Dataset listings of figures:

↓

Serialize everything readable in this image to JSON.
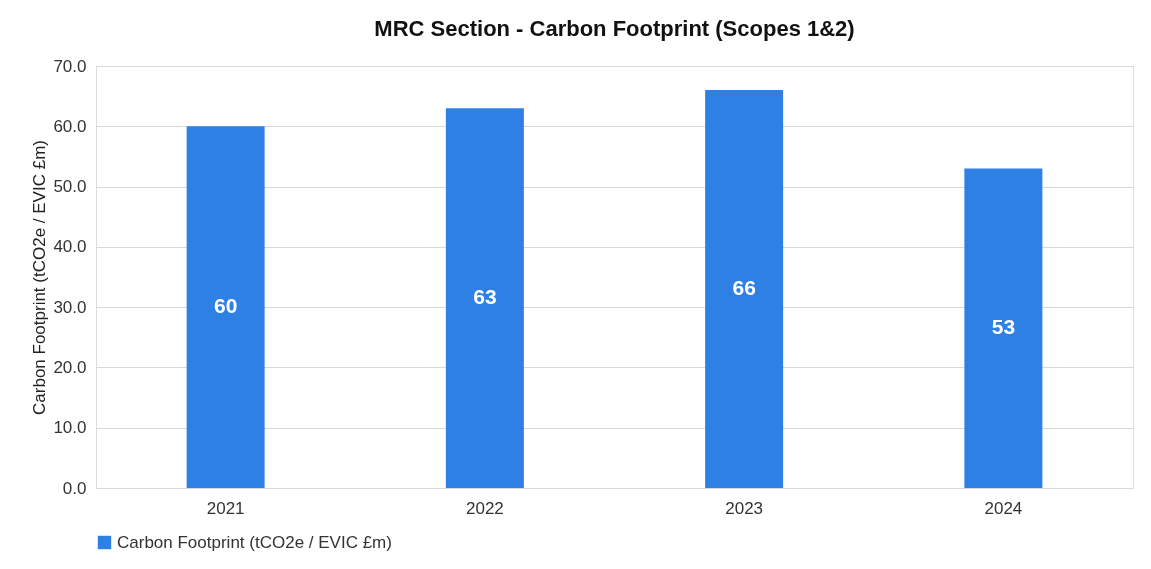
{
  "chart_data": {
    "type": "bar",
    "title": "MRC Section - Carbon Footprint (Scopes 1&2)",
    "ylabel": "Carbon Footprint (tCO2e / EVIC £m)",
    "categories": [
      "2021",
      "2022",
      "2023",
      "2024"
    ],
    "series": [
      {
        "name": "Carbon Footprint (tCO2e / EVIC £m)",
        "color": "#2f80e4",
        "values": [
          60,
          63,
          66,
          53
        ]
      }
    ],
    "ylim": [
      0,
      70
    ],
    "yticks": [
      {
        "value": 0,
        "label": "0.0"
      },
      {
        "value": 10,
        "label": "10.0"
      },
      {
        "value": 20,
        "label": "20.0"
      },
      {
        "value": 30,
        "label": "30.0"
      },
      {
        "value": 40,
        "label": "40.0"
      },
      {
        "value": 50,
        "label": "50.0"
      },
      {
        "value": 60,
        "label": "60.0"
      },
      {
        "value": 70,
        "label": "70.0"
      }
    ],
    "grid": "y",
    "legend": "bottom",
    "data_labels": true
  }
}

↑

Problem to solve:
Exclude the images and reproduce the remaining data exactly.

Task result:
Serialize everything readable in this image to JSON.
{
  "chart_data": {
    "type": "bar",
    "title": "MRC Section - Carbon Footprint (Scopes 1&2)",
    "ylabel": "Carbon Footprint (tCO2e / EVIC £m)",
    "categories": [
      "2021",
      "2022",
      "2023",
      "2024"
    ],
    "series": [
      {
        "name": "Carbon Footprint (tCO2e / EVIC £m)",
        "color": "#2f80e4",
        "values": [
          60,
          63,
          66,
          53
        ]
      }
    ],
    "ylim": [
      0,
      70
    ],
    "yticks": [
      {
        "value": 0,
        "label": "0.0"
      },
      {
        "value": 10,
        "label": "10.0"
      },
      {
        "value": 20,
        "label": "20.0"
      },
      {
        "value": 30,
        "label": "30.0"
      },
      {
        "value": 40,
        "label": "40.0"
      },
      {
        "value": 50,
        "label": "50.0"
      },
      {
        "value": 60,
        "label": "60.0"
      },
      {
        "value": 70,
        "label": "70.0"
      }
    ],
    "grid": "y",
    "legend": "bottom",
    "data_labels": true
  }
}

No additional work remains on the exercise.